Records:
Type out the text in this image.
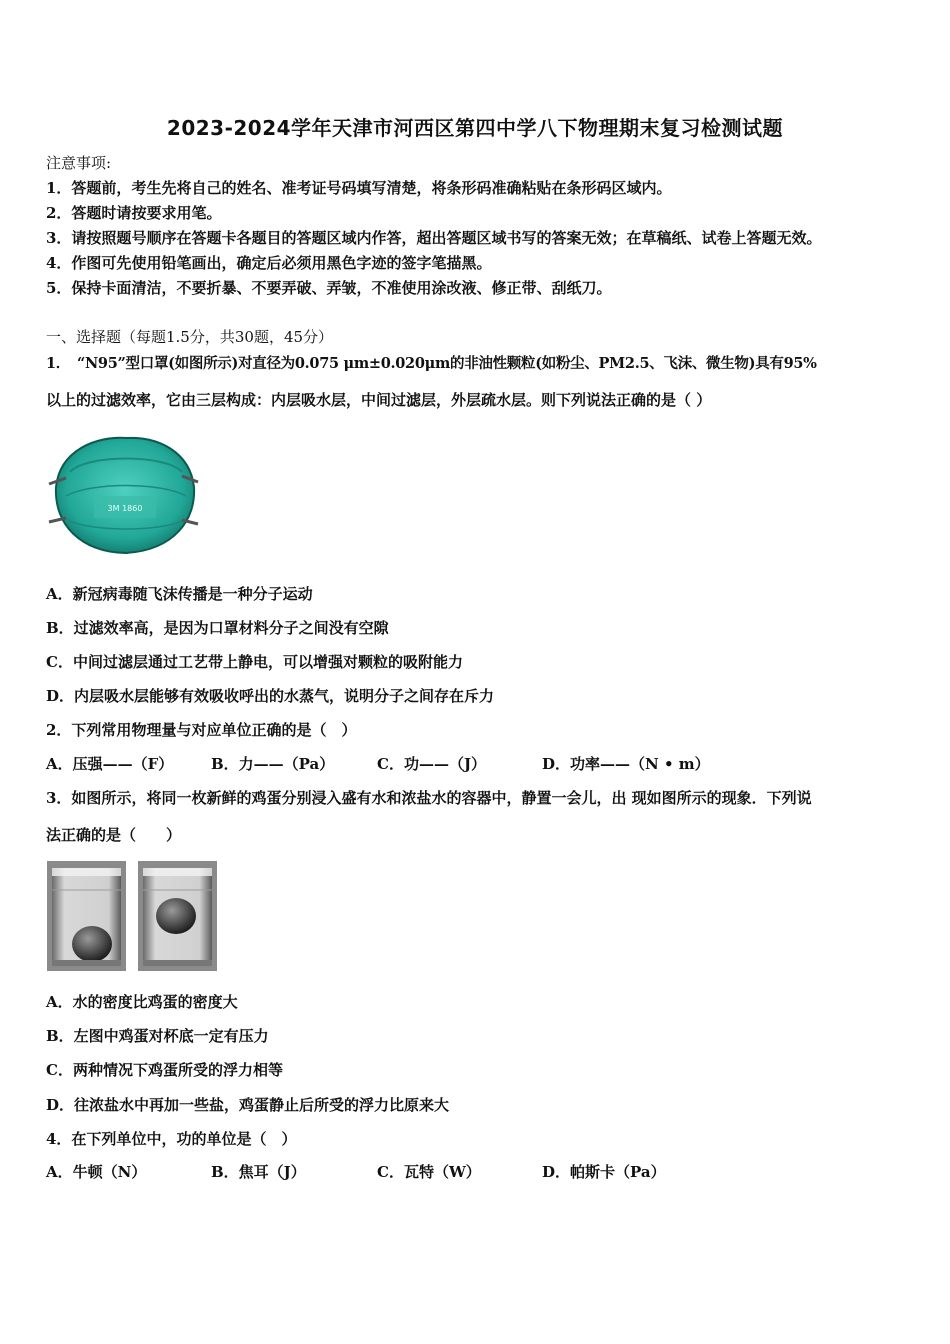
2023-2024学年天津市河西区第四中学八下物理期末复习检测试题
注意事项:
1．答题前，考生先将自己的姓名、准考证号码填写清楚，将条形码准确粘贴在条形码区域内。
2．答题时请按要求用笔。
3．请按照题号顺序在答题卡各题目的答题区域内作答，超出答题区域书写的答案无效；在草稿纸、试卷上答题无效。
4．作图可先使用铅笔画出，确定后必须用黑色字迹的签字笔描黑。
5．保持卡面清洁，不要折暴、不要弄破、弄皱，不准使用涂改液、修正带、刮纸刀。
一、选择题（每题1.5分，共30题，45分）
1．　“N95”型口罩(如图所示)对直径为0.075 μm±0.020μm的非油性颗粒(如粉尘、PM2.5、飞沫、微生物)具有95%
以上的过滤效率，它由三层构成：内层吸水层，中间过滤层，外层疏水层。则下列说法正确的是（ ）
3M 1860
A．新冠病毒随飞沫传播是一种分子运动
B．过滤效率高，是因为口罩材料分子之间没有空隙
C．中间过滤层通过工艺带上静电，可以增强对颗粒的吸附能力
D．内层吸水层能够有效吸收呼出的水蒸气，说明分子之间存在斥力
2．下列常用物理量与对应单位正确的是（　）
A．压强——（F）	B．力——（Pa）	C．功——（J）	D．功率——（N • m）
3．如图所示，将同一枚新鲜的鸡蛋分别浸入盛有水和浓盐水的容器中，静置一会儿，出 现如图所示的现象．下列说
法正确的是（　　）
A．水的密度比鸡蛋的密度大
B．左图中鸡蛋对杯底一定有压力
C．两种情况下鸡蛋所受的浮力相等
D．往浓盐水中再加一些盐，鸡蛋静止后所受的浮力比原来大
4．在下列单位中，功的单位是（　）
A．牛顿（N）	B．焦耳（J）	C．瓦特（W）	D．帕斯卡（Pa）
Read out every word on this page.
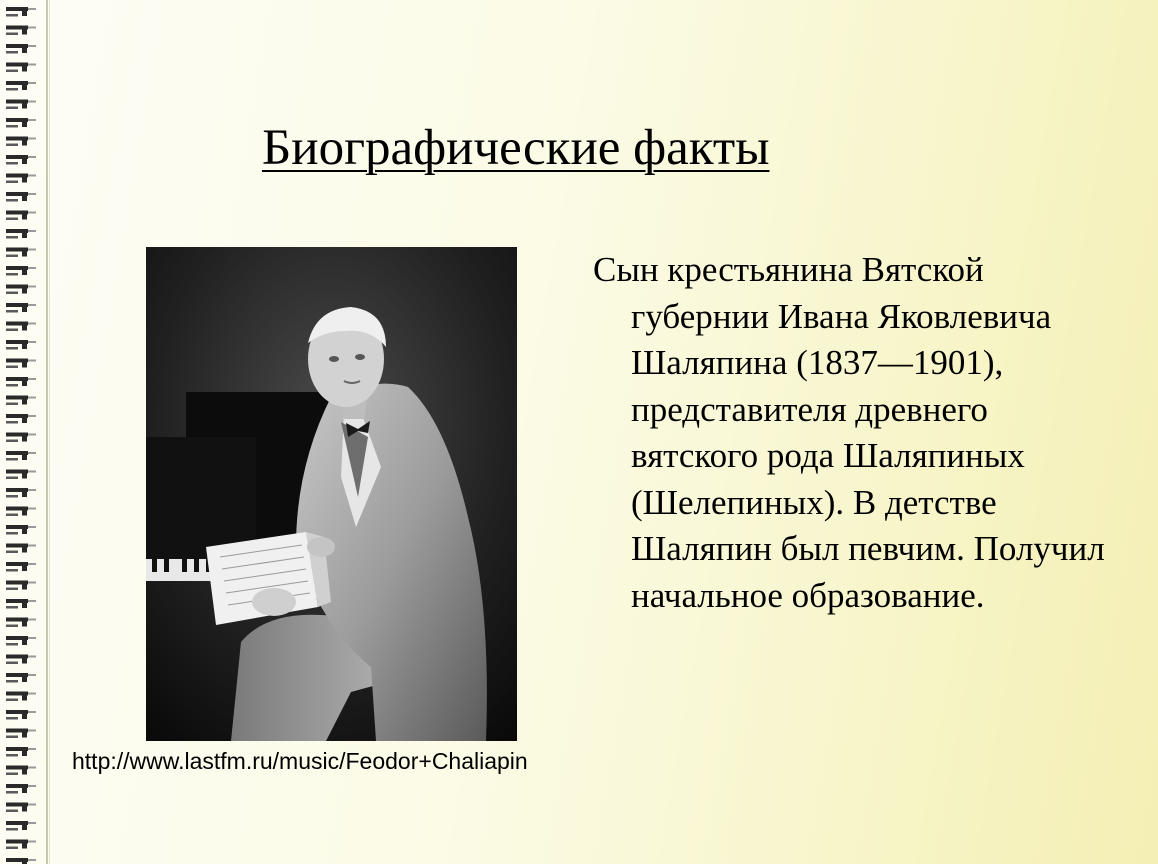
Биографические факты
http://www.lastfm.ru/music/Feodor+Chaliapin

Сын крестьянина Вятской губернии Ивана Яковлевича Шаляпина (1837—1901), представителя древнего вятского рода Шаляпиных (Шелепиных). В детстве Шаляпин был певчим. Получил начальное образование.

Task directions:
In the records above, find the line containing "Read out every word on this page.". Reproduce it and every line after it through the last line, omitting pictures.

The output:
Read out every word on this page.
Биографические факты
http://www.lastfm.ru/music/Feodor+Chaliapin

Сын крестьянина Вятской губернии Ивана Яковлевича Шаляпина (1837—1901), представителя древнего вятского рода Шаляпиных (Шелепиных). В детстве Шаляпин был певчим. Получил начальное образование.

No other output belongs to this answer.